> [PAGE EXCERPT]:
++++++
Data analysis and haplotype network

The presence and frequency of pyrethroid mutations, both in this study and in our previous study (Koç et al. 2021), were evaluated by analyzing the peak heights in sequencing chromatographs, following the methodology described by Van Leeuwen et al. (2008). The maps were generated using mapchart.net with inputs from current and previous studies (see Table S2-S3 for details on the data used and the corresponding references). All previous studies employed individual mites for pyrethroid mutation identification, with the exception of Farjamfar et al. (2018), who used pooled DNA but found no mutations in their study. Therefore, only homozygous mutant individuals were considered resistant when generating the map, given the recessive nature of the pyrethroid resistance mutation (González-Cabrera et al. 2013, 2018).

To explore the genetic diversity among various Varroa populations, we examined the sequences obtained in our study together with sequences retrieved from the GenBank database (see Table S4 for accession numbers of sequences used in analysis). Because we used pooled mites for DNA extraction in this study, we could not determine individual haplotypes. Therefore, we used consensus sequences based on dominant nucleotides as representative haplotypes for each sample. MAFFT v.7 with the ‘Auto’ strategy (Katoh et al. 2019) was utilized to perform a multiple sequence alignment, which was later refined using Bioedit v.7.0.5 software (Hall 1999). Haplotype analysis of COI sequences was conducted using DnaSP v6.12.03 (Rozas et al. 2017) and PopArt v1.7 was used to draw haplotype networks based on the haplotypes generated by DnaSP (Leigh and Bryant 2015). The accession numbers of sequences obtained in this study (both COI and ND4), as well as those retrieved from GenBank for analysis, along with their haplotypes, are provided in Table S2 and Table S4. The genetic distance among all the obtained sequences was assessed using MEGA11 (Tamura et al. 2021).
++++++
> [WORK INSTRUCTIONS]:
**a)** According to the data analysis section, which software was used to draw the haplotype networks?
**b)** Repeat the data analysis section word for word from "Data analysis and" to "al. 2013, 2018).".
**c)** Go on with the data analysis section from its last sentence.
The rows that come next have no connection to the data analysis section above.

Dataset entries
++++++
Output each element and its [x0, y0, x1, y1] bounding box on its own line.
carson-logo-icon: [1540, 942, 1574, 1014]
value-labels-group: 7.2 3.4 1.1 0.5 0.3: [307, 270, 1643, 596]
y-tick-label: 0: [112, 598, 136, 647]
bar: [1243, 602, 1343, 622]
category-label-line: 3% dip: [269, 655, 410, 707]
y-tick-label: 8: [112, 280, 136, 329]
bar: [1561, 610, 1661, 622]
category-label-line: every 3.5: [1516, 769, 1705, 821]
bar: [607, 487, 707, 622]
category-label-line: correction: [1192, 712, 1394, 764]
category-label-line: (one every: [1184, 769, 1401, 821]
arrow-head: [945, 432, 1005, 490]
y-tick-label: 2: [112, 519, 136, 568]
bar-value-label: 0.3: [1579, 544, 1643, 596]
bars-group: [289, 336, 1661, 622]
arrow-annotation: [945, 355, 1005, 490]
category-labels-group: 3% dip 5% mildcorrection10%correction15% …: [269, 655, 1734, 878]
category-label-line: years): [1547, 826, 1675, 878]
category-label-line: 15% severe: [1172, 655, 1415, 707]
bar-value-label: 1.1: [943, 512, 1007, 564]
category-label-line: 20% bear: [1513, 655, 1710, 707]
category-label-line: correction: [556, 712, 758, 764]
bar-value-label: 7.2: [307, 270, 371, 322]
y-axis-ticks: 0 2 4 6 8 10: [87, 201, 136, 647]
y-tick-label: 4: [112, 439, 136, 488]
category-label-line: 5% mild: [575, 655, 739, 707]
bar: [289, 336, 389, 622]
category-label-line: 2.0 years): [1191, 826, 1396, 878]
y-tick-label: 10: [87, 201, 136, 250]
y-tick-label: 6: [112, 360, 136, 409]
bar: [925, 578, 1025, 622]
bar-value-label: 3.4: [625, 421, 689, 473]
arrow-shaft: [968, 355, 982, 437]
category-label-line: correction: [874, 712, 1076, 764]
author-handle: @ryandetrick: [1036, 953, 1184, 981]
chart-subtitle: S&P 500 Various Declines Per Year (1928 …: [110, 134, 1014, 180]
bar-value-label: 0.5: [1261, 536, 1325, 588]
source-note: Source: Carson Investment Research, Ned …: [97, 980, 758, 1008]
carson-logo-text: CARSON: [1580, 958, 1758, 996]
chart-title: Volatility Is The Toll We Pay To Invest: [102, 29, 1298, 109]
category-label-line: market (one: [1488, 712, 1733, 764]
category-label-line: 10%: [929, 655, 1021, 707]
++++++
> [ANSWERS IN ORDER]:
**a)** PopArt v1.7 was used to draw the haplotype networks.

**b)**
Data analysis and haplotype network

The presence and frequency of pyrethroid mutations, both in this study and in our previous study (Koç et al. 2021), were evaluated by analyzing the peak heights in sequencing chromatographs, following the methodology described by Van Leeuwen et al. (2008). The maps were generated using mapchart.net with inputs from current and previous studies (see Table S2-S3 for details on the data used and the corresponding references). All previous studies employed individual mites for pyrethroid mutation identification, with the exception of Farjamfar et al. (2018), who used pooled DNA but found no mutations in their study. Therefore, only homozygous mutant individuals were considered resistant when generating the map, given the recessive nature of the pyrethroid resistance mutation (González-Cabrera et al. 2013, 2018).

**c)**
Results and discussion

Varroa destructor is widely recognized as a significant factor contributing to the decline of honey bee colonies (Traynor et al. 2020). In addition to their considerable economic importance to Türkiye through honey exportation, honey bees play a crucial role in pollinating numerous crops. However, Varroa control seems to be not at the intended level, as 100% infection rates have been previously reported in Turkish apiaries (Yalçınkaya and Keskin 2010; Koç et al. 2021). Similarly, all hives in the study's sampling area were infested with Varroa mites, albeit with varying levels of severity as observed through visual inspection.

Arrhenotokous reproduction together with the dispersal ability of resistant individuals due to their parasite biology, the honey bee trade, and migratory beekeeping all contribute to the rapid development and spread of resistance across large areas (Carrière 2003; Miller and Sappington 2017; Sammataro et al. 2000). In this study, we conducted a molecular screening for well-known pyrethroid resistance mutations in Varroa populations from the southeastern and eastern Anatolian regions of Türkiye. These regions are of significant importance to beekeeping due to being major stops for numerous migratory beekeepers across the country and their diverse and distinct flora, which results in the production of high-quality and multifloral honeys (Akkaya and Alkan 2007; Güler and Demir 2005).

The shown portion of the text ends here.